Exercise task -
Each record must be reproduced exactly as it is shown.
- - - - -
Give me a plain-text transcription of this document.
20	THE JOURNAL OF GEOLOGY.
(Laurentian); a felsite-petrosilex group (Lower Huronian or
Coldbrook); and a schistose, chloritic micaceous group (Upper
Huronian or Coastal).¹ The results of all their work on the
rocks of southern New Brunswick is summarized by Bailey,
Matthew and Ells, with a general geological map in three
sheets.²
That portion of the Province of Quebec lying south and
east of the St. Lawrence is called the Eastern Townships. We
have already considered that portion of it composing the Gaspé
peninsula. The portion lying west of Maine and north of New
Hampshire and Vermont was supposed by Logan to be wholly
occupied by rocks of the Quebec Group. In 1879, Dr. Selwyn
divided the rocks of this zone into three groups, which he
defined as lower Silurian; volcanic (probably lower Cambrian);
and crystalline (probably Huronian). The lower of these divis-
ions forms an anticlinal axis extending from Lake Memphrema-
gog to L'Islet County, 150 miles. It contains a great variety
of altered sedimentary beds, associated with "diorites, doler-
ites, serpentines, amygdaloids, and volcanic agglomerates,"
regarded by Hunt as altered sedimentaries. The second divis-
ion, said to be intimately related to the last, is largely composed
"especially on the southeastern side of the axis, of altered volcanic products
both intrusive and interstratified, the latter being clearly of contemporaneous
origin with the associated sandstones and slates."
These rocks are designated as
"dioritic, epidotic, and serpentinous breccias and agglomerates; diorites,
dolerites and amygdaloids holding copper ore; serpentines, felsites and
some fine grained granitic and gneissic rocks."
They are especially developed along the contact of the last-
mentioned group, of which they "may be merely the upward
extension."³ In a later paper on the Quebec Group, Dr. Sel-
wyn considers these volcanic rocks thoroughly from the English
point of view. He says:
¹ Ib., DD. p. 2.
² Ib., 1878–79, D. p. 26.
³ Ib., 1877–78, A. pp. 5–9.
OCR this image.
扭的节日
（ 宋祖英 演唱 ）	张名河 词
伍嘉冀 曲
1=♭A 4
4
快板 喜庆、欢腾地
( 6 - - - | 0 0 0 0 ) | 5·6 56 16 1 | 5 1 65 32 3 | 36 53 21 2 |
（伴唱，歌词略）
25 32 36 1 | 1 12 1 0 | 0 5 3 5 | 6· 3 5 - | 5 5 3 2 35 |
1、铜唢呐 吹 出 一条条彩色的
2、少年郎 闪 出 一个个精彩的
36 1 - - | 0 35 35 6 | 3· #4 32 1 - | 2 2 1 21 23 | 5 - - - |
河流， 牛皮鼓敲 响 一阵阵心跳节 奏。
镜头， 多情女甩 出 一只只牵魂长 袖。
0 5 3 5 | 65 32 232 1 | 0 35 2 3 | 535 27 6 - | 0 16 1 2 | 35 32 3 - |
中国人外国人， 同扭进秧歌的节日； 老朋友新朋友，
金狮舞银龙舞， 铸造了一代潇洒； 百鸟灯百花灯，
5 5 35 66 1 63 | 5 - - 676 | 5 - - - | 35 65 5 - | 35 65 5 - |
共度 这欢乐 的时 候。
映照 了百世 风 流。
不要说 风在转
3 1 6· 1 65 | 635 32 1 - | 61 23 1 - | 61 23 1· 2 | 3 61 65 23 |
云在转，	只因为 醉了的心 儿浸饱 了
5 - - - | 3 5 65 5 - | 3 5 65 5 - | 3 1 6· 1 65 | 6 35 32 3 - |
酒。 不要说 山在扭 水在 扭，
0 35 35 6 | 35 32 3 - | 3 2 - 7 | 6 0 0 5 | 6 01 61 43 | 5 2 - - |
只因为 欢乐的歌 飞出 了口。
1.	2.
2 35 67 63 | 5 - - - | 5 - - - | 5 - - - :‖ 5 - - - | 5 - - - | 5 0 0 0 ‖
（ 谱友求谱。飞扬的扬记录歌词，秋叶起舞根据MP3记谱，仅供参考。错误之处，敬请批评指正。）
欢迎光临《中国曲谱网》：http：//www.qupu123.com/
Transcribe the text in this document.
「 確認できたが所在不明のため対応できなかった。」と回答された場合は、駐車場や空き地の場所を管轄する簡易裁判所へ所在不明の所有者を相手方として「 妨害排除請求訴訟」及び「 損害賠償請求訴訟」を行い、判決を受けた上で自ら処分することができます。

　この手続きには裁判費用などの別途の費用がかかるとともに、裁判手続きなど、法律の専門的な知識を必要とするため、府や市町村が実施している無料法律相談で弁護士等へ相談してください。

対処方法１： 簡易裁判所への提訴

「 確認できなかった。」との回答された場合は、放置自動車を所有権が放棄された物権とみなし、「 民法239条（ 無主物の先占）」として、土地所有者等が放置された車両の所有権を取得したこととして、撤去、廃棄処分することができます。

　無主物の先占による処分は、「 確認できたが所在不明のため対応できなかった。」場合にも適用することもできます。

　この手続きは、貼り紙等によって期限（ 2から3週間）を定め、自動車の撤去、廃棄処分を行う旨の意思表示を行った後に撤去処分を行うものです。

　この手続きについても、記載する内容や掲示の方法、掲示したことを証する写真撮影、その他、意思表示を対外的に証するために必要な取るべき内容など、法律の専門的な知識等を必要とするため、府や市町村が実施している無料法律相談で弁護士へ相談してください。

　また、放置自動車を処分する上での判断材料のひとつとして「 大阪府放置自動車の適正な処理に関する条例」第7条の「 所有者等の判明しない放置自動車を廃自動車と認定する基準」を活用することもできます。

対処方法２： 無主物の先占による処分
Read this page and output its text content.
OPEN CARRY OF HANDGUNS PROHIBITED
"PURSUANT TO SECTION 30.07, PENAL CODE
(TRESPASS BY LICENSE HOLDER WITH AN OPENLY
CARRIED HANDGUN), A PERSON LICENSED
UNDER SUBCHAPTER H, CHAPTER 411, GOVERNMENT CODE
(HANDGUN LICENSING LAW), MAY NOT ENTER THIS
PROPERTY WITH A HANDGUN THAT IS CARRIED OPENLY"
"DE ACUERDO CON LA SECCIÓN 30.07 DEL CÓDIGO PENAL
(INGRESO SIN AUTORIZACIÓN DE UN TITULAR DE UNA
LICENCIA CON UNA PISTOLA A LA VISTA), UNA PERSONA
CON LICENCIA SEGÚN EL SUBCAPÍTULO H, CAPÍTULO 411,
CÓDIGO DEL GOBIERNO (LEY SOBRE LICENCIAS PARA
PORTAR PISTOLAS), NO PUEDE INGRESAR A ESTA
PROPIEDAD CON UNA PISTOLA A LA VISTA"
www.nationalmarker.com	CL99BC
- - - - -
Answer to the task -
Give me a plain-text transcription of this document.
20	THE JOURNAL OF GEOLOGY.
(Laurentian); a felsite-petrosilex group (Lower Huronian or
Coldbrook); and a schistose, chloritic micaceous group (Upper
Huronian or Coastal).¹ The results of all their work on the
rocks of southern New Brunswick is summarized by Bailey,
Matthew and Ells, with a general geological map in three
sheets.²
That portion of the Province of Quebec lying south and
east of the St. Lawrence is called the Eastern Townships. We
have already considered that portion of it composing the Gaspé
peninsula. The portion lying west of Maine and north of New
Hampshire and Vermont was supposed by Logan to be wholly
occupied by rocks of the Quebec Group. In 1879, Dr. Selwyn
divided the rocks of this zone into three groups, which he
defined as lower Silurian; volcanic (probably lower Cambrian);
and crystalline (probably Huronian). The lower of these divis-
ions forms an anticlinal axis extending from Lake Memphrema-
gog to L'Islet County, 150 miles. It contains a great variety
of altered sedimentary beds, associated with "diorites, doler-
ites, serpentines, amygdaloids, and volcanic agglomerates,"
regarded by Hunt as altered sedimentaries. The second divis-
ion, said to be intimately related to the last, is largely composed
"especially on the southeastern side of the axis, of altered volcanic products
both intrusive and interstratified, the latter being clearly of contemporaneous
origin with the associated sandstones and slates."
These rocks are designated as
"dioritic, epidotic, and serpentinous breccias and agglomerates; diorites,
dolerites and amygdaloids holding copper ore; serpentines, felsites and
some fine grained granitic and gneissic rocks."
They are especially developed along the contact of the last-
mentioned group, of which they "may be merely the upward
extension."³ In a later paper on the Quebec Group, Dr. Sel-
wyn considers these volcanic rocks thoroughly from the English
point of view. He says:
¹ Ib., DD. p. 2.
² Ib., 1878–79, D. p. 26.
³ Ib., 1877–78, A. pp. 5–9.
OCR this image.
扭的节日
（ 宋祖英 演唱 ）	张名河 词
伍嘉冀 曲
1=♭A 4
4
快板 喜庆、欢腾地
( 6 - - - | 0 0 0 0 ) | 5·6 56 16 1 | 5 1 65 32 3 | 36 53 21 2 |
（伴唱，歌词略）
25 32 36 1 | 1 12 1 0 | 0 5 3 5 | 6· 3 5 - | 5 5 3 2 35 |
1、铜唢呐 吹 出 一条条彩色的
2、少年郎 闪 出 一个个精彩的
36 1 - - | 0 35 35 6 | 3· #4 32 1 - | 2 2 1 21 23 | 5 - - - |
河流， 牛皮鼓敲 响 一阵阵心跳节 奏。
镜头， 多情女甩 出 一只只牵魂长 袖。
0 5 3 5 | 65 32 232 1 | 0 35 2 3 | 535 27 6 - | 0 16 1 2 | 35 32 3 - |
中国人外国人， 同扭进秧歌的节日； 老朋友新朋友，
金狮舞银龙舞， 铸造了一代潇洒； 百鸟灯百花灯，
5 5 35 66 1 63 | 5 - - 676 | 5 - - - | 35 65 5 - | 35 65 5 - |
共度 这欢乐 的时 候。
映照 了百世 风 流。
不要说 风在转
3 1 6· 1 65 | 635 32 1 - | 61 23 1 - | 61 23 1· 2 | 3 61 65 23 |
云在转，	只因为 醉了的心 儿浸饱 了
5 - - - | 3 5 65 5 - | 3 5 65 5 - | 3 1 6· 1 65 | 6 35 32 3 - |
酒。 不要说 山在扭 水在 扭，
0 35 35 6 | 35 32 3 - | 3 2 - 7 | 6 0 0 5 | 6 01 61 43 | 5 2 - - |
只因为 欢乐的歌 飞出 了口。
1.	2.
2 35 67 63 | 5 - - - | 5 - - - | 5 - - - :‖ 5 - - - | 5 - - - | 5 0 0 0 ‖
（ 谱友求谱。飞扬的扬记录歌词，秋叶起舞根据MP3记谱，仅供参考。错误之处，敬请批评指正。）
欢迎光临《中国曲谱网》：http：//www.qupu123.com/
Transcribe the text in this document.
「 確認できたが所在不明のため対応できなかった。」と回答された場合は、駐車場や空き地の場所を管轄する簡易裁判所へ所在不明の所有者を相手方として「 妨害排除請求訴訟」及び「 損害賠償請求訴訟」を行い、判決を受けた上で自ら処分することができます。

　この手続きには裁判費用などの別途の費用がかかるとともに、裁判手続きなど、法律の専門的な知識を必要とするため、府や市町村が実施している無料法律相談で弁護士等へ相談してください。

対処方法１： 簡易裁判所への提訴

「 確認できなかった。」との回答された場合は、放置自動車を所有権が放棄された物権とみなし、「 民法239条（ 無主物の先占）」として、土地所有者等が放置された車両の所有権を取得したこととして、撤去、廃棄処分することができます。

　無主物の先占による処分は、「 確認できたが所在不明のため対応できなかった。」場合にも適用することもできます。

　この手続きは、貼り紙等によって期限（ 2から3週間）を定め、自動車の撤去、廃棄処分を行う旨の意思表示を行った後に撤去処分を行うものです。

　この手続きについても、記載する内容や掲示の方法、掲示したことを証する写真撮影、その他、意思表示を対外的に証するために必要な取るべき内容など、法律の専門的な知識等を必要とするため、府や市町村が実施している無料法律相談で弁護士へ相談してください。

　また、放置自動車を処分する上での判断材料のひとつとして「 大阪府放置自動車の適正な処理に関する条例」第7条の「 所有者等の判明しない放置自動車を廃自動車と認定する基準」を活用することもできます。

対処方法２： 無主物の先占による処分
Read this page and output its text content.
OPEN CARRY OF HANDGUNS PROHIBITED
"PURSUANT TO SECTION 30.07, PENAL CODE
(TRESPASS BY LICENSE HOLDER WITH AN OPENLY
CARRIED HANDGUN), A PERSON LICENSED
UNDER SUBCHAPTER H, CHAPTER 411, GOVERNMENT CODE
(HANDGUN LICENSING LAW), MAY NOT ENTER THIS
PROPERTY WITH A HANDGUN THAT IS CARRIED OPENLY"
"DE ACUERDO CON LA SECCIÓN 30.07 DEL CÓDIGO PENAL
(INGRESO SIN AUTORIZACIÓN DE UN TITULAR DE UNA
LICENCIA CON UNA PISTOLA A LA VISTA), UNA PERSONA
CON LICENCIA SEGÚN EL SUBCAPÍTULO H, CAPÍTULO 411,
CÓDIGO DEL GOBIERNO (LEY SOBRE LICENCIAS PARA
PORTAR PISTOLAS), NO PUEDE INGRESAR A ESTA
PROPIEDAD CON UNA PISTOLA A LA VISTA"
www.nationalmarker.com	CL99BC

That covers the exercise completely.